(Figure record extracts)

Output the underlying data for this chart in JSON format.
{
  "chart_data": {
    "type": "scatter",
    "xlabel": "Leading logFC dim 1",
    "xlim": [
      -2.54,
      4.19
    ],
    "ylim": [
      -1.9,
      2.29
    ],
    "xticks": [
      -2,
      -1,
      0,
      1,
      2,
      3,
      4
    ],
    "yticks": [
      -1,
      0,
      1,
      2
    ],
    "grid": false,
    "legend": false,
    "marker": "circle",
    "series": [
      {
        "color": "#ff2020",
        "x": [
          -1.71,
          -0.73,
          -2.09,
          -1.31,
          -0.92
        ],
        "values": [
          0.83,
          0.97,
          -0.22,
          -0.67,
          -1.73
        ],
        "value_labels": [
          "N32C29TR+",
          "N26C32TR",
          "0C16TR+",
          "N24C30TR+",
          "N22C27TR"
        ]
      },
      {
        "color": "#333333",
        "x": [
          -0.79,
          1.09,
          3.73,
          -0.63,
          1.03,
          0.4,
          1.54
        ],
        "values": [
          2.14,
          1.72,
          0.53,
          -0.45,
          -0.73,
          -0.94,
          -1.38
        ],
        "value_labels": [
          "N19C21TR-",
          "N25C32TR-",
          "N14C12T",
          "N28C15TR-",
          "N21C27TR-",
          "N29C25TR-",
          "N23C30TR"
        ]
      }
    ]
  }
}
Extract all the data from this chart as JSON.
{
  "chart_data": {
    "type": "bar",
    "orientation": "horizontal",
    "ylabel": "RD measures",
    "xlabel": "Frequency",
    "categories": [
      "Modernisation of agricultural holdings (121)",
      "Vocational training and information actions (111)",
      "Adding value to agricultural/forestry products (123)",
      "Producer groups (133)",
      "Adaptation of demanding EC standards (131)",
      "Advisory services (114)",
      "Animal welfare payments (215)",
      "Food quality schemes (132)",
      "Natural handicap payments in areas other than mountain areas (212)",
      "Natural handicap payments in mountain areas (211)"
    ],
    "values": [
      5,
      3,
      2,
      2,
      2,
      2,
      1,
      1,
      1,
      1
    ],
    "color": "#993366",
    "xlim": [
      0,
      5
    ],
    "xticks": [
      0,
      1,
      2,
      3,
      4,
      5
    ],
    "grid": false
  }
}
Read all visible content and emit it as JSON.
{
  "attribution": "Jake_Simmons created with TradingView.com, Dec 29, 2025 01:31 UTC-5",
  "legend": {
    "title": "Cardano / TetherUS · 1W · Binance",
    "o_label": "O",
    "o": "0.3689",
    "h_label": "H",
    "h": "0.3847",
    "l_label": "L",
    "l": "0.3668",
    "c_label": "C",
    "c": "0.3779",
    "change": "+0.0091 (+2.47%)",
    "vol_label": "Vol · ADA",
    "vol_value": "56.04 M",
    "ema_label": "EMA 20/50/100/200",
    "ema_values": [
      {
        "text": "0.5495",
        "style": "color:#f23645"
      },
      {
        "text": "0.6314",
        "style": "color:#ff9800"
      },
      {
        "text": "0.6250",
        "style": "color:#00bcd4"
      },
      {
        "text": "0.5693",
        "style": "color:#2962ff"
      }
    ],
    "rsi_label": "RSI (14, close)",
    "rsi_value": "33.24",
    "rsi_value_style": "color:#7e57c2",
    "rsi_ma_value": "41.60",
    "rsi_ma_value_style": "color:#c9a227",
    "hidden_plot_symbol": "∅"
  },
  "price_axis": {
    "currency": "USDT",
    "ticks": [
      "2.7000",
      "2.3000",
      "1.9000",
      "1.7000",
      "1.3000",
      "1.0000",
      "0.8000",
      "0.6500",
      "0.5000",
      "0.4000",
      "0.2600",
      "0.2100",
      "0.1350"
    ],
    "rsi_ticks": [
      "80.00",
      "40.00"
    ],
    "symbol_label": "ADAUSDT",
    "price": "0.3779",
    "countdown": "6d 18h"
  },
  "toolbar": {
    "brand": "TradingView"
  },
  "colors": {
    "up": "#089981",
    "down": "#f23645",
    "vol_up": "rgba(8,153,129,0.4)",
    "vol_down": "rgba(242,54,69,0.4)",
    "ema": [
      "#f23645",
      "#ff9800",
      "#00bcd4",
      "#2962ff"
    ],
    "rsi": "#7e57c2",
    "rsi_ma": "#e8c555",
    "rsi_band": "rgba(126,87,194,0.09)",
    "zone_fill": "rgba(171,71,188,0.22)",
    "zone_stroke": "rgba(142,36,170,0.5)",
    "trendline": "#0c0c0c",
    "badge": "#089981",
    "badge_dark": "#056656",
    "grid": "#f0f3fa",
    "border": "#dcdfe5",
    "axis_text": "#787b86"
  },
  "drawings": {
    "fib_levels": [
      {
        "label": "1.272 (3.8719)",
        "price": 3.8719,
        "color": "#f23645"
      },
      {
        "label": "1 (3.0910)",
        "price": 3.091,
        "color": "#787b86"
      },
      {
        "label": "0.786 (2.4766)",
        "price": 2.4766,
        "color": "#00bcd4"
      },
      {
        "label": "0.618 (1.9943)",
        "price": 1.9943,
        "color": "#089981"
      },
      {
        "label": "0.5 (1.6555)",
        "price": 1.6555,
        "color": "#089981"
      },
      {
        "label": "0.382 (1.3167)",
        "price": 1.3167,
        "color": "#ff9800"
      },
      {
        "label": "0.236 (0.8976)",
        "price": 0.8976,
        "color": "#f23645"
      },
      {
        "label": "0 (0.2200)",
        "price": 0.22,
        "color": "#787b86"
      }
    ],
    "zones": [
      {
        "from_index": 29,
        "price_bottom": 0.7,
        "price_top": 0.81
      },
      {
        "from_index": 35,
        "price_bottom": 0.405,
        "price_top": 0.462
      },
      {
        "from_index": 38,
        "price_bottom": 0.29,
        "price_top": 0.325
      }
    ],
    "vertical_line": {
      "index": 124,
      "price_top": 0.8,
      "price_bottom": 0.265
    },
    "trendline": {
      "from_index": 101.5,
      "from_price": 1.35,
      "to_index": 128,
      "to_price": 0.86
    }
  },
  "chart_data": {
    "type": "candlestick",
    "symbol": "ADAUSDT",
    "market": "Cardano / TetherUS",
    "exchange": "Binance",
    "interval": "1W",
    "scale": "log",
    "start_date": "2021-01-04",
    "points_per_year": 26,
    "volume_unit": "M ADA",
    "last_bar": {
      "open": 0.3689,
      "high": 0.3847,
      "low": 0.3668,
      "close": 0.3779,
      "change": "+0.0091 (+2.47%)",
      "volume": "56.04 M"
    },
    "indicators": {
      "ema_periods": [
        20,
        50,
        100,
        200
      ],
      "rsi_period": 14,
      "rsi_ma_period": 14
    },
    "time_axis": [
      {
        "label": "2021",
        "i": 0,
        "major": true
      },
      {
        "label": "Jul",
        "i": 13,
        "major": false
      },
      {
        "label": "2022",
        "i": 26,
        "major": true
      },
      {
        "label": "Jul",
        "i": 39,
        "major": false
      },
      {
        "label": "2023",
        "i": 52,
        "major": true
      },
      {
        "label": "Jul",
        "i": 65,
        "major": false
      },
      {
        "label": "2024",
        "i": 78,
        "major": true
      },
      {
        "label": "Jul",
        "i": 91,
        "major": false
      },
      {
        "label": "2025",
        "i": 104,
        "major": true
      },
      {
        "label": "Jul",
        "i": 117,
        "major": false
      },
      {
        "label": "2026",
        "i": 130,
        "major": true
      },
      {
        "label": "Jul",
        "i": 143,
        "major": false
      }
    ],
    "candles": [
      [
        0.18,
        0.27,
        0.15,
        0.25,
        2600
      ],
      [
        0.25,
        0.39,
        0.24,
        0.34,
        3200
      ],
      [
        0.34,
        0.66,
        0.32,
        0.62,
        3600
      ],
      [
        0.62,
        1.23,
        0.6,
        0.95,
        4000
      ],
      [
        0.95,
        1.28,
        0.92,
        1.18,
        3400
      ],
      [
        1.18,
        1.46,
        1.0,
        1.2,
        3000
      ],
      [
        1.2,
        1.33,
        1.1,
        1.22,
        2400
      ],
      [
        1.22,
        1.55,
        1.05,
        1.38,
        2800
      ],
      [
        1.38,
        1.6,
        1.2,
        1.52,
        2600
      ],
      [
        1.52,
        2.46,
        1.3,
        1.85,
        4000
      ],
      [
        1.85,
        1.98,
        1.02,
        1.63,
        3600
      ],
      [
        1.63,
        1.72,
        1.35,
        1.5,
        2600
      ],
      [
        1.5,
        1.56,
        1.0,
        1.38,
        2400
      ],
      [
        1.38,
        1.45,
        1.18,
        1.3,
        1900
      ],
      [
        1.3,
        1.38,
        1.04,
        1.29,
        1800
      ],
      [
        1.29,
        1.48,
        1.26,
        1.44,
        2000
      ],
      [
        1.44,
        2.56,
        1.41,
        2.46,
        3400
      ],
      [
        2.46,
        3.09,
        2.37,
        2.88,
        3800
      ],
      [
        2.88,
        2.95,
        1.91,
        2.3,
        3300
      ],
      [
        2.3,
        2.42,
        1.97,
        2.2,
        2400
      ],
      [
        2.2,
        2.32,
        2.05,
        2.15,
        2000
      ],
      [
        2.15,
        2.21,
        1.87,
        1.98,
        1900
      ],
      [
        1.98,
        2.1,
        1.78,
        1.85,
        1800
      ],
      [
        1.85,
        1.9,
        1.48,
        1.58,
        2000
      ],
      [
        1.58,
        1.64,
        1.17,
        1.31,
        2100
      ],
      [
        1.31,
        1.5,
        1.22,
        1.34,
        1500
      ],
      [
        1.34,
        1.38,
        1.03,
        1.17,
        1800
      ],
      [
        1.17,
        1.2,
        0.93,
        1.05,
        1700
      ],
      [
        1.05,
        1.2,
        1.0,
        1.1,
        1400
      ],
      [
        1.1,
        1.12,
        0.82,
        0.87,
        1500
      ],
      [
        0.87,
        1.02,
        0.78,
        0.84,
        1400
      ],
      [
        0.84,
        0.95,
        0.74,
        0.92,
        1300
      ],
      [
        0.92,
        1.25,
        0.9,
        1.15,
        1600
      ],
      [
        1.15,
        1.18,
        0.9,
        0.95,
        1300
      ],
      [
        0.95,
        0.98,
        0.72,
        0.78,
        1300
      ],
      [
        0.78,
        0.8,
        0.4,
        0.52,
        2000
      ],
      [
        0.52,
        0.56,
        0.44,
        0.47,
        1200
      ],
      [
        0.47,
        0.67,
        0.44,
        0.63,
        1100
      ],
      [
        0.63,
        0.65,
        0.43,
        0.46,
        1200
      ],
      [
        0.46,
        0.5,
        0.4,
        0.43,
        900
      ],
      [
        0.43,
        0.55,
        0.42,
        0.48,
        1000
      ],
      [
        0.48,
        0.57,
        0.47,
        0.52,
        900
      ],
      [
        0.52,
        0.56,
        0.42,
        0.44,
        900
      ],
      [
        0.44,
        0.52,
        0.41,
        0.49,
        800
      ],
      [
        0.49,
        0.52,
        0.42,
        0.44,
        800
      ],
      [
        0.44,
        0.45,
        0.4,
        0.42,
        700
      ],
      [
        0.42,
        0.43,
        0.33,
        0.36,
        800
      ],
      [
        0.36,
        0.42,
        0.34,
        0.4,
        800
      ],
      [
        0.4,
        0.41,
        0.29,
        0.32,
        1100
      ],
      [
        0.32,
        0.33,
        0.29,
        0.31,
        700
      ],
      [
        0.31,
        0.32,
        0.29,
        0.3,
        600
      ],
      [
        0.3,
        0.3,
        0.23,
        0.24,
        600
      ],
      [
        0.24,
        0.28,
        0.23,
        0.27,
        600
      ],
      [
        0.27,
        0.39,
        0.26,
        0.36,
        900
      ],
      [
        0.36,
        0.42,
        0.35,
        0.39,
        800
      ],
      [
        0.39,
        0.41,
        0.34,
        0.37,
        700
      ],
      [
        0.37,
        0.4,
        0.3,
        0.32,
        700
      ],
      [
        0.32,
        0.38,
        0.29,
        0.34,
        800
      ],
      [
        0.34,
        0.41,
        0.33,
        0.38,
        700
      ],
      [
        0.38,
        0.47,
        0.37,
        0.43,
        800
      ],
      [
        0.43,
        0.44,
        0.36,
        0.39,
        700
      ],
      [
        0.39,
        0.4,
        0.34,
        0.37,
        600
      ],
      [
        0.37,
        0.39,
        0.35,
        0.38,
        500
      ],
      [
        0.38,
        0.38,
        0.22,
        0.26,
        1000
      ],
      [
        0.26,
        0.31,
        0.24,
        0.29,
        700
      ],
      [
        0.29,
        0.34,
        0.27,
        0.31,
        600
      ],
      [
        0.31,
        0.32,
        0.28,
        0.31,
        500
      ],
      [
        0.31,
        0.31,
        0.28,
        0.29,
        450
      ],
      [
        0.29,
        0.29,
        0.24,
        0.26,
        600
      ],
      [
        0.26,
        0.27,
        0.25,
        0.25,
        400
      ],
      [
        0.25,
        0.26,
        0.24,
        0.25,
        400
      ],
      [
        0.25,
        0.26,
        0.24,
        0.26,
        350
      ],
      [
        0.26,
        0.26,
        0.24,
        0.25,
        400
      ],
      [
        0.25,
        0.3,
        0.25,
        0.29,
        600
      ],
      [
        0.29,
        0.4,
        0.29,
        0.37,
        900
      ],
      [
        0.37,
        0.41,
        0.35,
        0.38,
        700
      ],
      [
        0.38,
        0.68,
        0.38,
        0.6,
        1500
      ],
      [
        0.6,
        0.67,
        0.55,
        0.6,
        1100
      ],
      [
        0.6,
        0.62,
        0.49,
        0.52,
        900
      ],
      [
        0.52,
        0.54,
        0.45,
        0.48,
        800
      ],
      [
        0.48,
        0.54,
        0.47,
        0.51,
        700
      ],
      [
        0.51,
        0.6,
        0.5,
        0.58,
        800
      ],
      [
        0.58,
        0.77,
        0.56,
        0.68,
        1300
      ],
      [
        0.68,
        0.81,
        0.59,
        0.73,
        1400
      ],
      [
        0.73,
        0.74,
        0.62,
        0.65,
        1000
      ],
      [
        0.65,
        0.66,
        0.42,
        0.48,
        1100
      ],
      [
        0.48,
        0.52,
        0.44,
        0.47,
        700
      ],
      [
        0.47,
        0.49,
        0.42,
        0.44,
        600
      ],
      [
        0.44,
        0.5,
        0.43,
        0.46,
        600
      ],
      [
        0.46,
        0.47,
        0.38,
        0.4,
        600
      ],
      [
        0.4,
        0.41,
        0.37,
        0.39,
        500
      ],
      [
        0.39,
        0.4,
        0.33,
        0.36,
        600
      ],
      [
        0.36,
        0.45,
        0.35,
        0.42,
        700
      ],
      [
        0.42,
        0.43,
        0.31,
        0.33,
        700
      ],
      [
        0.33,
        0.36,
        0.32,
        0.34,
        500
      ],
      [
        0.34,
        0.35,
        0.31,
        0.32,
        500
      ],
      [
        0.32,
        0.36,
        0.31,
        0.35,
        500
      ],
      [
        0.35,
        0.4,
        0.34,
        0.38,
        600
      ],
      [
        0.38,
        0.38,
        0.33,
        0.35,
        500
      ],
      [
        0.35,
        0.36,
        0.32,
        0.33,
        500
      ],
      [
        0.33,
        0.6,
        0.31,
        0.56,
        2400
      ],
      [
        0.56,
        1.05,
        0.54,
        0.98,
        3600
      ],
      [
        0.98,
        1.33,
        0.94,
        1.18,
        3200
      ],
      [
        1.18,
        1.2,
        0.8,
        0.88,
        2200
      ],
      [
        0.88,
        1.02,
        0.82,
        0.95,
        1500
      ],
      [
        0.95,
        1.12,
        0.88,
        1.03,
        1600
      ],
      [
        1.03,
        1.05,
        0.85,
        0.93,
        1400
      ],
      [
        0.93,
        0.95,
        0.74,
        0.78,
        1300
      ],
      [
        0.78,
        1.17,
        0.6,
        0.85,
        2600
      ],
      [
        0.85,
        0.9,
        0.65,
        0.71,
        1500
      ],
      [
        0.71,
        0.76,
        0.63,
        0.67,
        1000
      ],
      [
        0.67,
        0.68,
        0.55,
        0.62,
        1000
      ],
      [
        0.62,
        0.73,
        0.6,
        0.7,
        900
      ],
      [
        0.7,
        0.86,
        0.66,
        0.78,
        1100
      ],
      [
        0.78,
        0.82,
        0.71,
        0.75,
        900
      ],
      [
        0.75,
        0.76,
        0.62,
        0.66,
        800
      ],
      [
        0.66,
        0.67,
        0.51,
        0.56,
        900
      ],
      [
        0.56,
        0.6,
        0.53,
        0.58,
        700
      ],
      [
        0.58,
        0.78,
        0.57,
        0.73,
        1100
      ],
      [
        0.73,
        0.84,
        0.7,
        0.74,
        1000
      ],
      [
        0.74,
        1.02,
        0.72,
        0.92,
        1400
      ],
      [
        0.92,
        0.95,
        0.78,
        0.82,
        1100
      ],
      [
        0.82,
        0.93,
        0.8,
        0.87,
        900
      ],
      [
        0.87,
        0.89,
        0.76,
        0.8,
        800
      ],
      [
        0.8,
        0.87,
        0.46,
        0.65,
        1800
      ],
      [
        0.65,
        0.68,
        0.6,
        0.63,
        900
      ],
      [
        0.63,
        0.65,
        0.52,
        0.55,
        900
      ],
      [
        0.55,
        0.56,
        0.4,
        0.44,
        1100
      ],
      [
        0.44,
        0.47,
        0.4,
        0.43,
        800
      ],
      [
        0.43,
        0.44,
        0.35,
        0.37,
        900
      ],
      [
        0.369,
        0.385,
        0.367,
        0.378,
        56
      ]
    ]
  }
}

[WHAT YOU HAVE TO DO]
Scan the records for the string "rgba". Copy each line in which it appears.

[WORKED SOLUTION]
    "vol_up": "rgba(8,153,129,0.4)",
    "vol_down": "rgba(242,54,69,0.4)",
    "rsi_band": "rgba(126,87,194,0.09)",
    "zone_fill": "rgba(171,71,188,0.22)",
    "zone_stroke": "rgba(142,36,170,0.5)",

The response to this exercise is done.